• Dataset rows
★ ★ ★ ★ ★
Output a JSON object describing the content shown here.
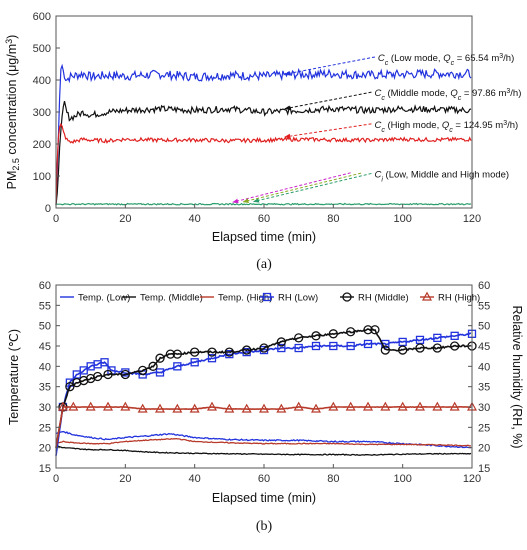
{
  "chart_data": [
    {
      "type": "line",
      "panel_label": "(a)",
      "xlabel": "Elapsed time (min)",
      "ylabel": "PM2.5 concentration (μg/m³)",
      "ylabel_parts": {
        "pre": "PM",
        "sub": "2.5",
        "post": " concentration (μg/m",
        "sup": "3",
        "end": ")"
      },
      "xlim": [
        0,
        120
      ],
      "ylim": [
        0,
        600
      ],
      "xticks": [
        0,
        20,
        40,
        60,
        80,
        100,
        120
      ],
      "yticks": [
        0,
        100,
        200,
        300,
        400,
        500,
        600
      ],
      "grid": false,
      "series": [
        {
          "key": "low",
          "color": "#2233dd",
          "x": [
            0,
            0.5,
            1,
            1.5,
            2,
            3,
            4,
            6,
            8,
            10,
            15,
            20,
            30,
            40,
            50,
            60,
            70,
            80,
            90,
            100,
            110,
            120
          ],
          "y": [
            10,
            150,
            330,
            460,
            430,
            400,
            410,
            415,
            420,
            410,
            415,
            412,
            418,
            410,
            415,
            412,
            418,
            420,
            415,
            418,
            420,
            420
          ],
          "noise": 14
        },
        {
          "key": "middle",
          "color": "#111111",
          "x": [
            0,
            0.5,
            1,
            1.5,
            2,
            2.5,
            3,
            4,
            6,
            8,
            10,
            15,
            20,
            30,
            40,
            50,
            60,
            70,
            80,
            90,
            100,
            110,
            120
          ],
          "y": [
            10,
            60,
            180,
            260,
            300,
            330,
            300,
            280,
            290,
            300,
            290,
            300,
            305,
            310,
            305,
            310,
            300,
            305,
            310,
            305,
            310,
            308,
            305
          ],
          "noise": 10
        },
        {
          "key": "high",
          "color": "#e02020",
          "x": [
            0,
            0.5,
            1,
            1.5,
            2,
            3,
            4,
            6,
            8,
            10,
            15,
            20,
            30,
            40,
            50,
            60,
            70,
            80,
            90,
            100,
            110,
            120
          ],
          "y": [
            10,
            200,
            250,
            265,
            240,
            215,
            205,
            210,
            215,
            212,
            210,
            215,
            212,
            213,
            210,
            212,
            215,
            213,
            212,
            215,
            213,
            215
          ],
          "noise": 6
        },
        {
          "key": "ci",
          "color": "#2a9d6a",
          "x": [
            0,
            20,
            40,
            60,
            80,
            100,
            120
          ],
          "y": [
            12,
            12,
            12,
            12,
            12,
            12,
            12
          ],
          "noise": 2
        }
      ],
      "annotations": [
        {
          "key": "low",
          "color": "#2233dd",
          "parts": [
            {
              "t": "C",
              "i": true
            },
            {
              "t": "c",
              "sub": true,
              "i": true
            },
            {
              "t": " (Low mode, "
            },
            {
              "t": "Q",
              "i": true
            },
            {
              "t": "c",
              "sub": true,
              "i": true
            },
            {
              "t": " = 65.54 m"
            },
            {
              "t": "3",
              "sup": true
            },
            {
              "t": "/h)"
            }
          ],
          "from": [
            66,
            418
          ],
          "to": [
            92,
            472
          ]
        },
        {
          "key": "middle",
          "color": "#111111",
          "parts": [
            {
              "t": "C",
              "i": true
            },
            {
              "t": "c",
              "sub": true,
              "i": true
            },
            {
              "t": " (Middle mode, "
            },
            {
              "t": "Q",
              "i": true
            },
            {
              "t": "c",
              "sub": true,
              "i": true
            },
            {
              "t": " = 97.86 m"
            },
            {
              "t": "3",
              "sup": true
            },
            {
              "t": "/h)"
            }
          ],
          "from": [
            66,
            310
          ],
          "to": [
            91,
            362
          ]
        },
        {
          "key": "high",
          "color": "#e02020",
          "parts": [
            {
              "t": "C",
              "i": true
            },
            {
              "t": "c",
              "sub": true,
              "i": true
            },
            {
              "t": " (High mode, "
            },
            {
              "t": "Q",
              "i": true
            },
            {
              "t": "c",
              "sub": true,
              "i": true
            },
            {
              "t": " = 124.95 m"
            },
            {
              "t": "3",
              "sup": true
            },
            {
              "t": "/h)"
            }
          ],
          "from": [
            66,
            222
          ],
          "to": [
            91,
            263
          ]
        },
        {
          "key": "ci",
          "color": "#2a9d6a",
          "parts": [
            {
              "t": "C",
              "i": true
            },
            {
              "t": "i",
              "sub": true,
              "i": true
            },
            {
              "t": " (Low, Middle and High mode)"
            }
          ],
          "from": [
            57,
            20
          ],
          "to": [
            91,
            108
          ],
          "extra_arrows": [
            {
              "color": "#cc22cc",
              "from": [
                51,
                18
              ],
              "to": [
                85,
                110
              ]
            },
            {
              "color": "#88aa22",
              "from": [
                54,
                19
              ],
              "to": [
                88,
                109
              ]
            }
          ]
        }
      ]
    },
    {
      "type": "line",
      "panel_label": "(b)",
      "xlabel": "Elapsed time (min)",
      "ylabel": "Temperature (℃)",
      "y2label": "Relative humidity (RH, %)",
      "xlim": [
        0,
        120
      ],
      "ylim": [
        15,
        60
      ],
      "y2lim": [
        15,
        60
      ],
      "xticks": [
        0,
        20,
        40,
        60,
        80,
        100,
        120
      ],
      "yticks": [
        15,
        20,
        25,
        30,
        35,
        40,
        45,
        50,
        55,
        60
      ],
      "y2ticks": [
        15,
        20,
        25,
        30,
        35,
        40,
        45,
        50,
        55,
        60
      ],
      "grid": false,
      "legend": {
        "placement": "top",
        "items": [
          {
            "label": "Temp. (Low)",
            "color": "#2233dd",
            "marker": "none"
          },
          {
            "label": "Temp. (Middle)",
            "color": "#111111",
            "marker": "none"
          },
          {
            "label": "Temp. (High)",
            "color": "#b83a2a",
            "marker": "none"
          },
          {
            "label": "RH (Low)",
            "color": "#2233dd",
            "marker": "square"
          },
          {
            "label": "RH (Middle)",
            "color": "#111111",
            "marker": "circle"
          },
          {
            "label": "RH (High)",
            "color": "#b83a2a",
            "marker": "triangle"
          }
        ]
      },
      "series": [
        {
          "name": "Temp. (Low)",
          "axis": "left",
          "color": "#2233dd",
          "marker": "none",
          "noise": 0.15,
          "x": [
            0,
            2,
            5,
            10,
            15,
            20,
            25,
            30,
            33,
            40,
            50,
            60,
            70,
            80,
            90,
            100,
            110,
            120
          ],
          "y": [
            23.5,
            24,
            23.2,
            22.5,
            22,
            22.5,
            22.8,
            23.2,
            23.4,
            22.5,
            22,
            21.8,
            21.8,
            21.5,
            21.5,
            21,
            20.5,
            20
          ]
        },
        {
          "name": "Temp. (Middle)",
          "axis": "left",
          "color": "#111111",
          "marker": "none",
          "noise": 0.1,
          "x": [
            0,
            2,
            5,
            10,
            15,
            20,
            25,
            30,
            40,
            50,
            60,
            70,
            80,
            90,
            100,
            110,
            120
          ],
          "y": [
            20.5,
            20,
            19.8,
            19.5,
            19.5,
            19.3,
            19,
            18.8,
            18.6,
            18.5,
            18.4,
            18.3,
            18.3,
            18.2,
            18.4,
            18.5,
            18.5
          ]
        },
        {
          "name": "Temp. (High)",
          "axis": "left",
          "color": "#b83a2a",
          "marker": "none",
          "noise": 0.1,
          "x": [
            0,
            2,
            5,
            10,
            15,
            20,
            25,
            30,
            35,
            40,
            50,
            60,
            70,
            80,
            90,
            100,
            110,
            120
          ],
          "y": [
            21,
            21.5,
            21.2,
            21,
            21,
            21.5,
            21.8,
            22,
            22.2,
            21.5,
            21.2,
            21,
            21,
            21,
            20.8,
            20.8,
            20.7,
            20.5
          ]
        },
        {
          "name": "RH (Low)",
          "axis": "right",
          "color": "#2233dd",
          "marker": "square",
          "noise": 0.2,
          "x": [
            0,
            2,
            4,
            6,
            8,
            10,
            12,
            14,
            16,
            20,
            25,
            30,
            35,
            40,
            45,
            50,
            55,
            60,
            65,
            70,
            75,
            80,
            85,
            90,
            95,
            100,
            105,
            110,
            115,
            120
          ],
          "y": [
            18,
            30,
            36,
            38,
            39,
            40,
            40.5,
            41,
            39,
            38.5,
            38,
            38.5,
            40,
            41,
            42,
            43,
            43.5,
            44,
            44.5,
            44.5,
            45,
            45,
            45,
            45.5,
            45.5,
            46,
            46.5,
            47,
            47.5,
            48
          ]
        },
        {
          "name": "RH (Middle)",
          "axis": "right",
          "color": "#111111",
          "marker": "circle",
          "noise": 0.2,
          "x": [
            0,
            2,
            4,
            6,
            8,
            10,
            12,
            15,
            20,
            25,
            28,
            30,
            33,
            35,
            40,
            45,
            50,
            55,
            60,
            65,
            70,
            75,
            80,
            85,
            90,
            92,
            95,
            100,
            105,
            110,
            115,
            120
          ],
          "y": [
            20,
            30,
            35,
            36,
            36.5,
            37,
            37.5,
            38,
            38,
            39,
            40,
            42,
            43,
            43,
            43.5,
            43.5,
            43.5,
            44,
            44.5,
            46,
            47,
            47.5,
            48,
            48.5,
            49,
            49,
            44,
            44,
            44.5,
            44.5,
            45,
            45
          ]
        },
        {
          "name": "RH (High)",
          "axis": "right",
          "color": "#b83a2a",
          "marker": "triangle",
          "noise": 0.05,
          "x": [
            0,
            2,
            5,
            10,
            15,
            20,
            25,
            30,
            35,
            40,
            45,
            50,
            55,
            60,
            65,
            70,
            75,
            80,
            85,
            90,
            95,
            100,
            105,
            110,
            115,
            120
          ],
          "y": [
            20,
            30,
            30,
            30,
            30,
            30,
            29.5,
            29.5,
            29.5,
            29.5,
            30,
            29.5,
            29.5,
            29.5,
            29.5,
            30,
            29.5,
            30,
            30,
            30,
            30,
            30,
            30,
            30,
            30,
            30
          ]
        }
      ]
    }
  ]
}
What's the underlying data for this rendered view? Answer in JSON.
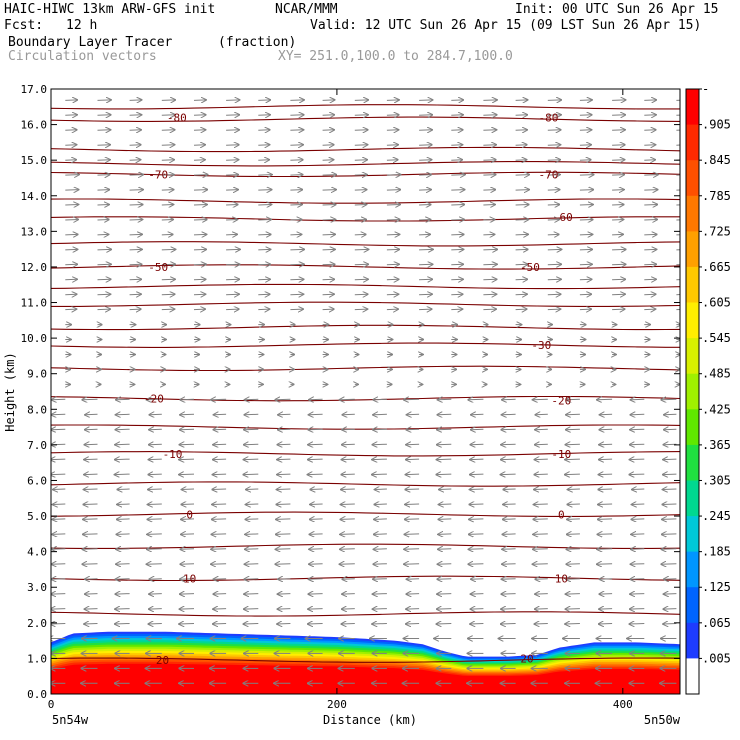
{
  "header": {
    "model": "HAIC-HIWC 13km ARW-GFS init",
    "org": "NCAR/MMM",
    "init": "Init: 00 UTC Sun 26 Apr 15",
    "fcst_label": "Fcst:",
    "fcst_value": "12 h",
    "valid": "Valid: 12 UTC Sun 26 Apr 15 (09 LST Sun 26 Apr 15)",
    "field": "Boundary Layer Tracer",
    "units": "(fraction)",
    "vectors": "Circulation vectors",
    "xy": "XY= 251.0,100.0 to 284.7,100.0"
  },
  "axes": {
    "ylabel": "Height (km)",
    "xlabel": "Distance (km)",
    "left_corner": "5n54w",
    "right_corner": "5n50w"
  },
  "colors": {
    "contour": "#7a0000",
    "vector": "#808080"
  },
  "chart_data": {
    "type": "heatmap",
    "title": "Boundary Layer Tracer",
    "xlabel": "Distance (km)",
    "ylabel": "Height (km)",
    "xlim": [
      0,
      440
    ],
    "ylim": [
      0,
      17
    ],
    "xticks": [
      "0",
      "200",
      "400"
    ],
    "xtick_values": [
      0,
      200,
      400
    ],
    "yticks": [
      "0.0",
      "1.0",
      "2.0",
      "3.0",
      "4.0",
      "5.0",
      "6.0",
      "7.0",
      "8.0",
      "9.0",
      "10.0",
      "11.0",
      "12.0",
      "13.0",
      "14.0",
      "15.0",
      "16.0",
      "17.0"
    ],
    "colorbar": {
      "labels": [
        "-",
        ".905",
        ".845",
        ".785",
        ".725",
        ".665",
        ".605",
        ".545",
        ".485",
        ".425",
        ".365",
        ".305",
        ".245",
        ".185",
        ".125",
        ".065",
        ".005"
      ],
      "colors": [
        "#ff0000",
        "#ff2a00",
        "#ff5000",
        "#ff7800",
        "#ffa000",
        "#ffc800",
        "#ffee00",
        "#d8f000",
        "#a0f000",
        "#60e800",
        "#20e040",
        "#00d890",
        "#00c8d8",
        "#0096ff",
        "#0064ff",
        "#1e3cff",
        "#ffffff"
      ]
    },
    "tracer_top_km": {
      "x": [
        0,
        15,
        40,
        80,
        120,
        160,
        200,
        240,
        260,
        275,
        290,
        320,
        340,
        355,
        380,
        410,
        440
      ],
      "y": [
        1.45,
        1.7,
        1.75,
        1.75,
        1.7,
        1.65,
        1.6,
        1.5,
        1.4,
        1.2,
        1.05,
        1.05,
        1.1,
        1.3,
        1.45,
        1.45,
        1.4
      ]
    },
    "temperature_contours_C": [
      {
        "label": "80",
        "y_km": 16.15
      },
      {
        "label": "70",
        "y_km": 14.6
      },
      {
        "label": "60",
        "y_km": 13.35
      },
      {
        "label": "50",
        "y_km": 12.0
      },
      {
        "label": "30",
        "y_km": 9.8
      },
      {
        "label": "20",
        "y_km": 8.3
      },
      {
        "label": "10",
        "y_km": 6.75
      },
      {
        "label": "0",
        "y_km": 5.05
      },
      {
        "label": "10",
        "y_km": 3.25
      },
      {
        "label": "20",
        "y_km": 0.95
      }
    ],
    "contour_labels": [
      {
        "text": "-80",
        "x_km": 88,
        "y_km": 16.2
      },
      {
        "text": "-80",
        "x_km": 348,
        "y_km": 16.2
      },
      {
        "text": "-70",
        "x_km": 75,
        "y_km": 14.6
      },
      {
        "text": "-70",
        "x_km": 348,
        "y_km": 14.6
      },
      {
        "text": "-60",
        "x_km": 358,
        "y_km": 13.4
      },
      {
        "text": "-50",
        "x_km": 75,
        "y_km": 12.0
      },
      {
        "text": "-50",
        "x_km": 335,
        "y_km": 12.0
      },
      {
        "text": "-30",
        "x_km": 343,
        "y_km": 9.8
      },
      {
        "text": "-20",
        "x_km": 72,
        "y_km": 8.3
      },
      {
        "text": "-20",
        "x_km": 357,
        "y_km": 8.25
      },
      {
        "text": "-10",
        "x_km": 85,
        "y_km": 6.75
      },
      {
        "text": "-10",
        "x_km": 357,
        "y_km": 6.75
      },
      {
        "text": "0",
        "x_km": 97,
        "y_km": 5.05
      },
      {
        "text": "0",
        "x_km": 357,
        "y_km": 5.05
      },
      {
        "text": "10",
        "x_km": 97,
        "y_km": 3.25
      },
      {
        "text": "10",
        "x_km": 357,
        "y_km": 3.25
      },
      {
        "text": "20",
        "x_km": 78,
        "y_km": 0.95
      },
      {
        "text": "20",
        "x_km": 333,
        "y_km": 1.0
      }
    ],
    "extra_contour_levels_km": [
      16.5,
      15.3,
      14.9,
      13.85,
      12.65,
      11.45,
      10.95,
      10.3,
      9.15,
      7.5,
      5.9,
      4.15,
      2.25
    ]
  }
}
★ ★ ★ ★ ★
• Goal
Only lines with the string "noise" belong in your answer; copy each one.

• Task response
          "noise": 14
          "noise": 10
          "noise": 6
          "noise": 2
          "noise": 0.15,
          "noise": 0.1,
          "noise": 0.1,
          "noise": 0.2,
          "noise": 0.2,
          "noise": 0.05,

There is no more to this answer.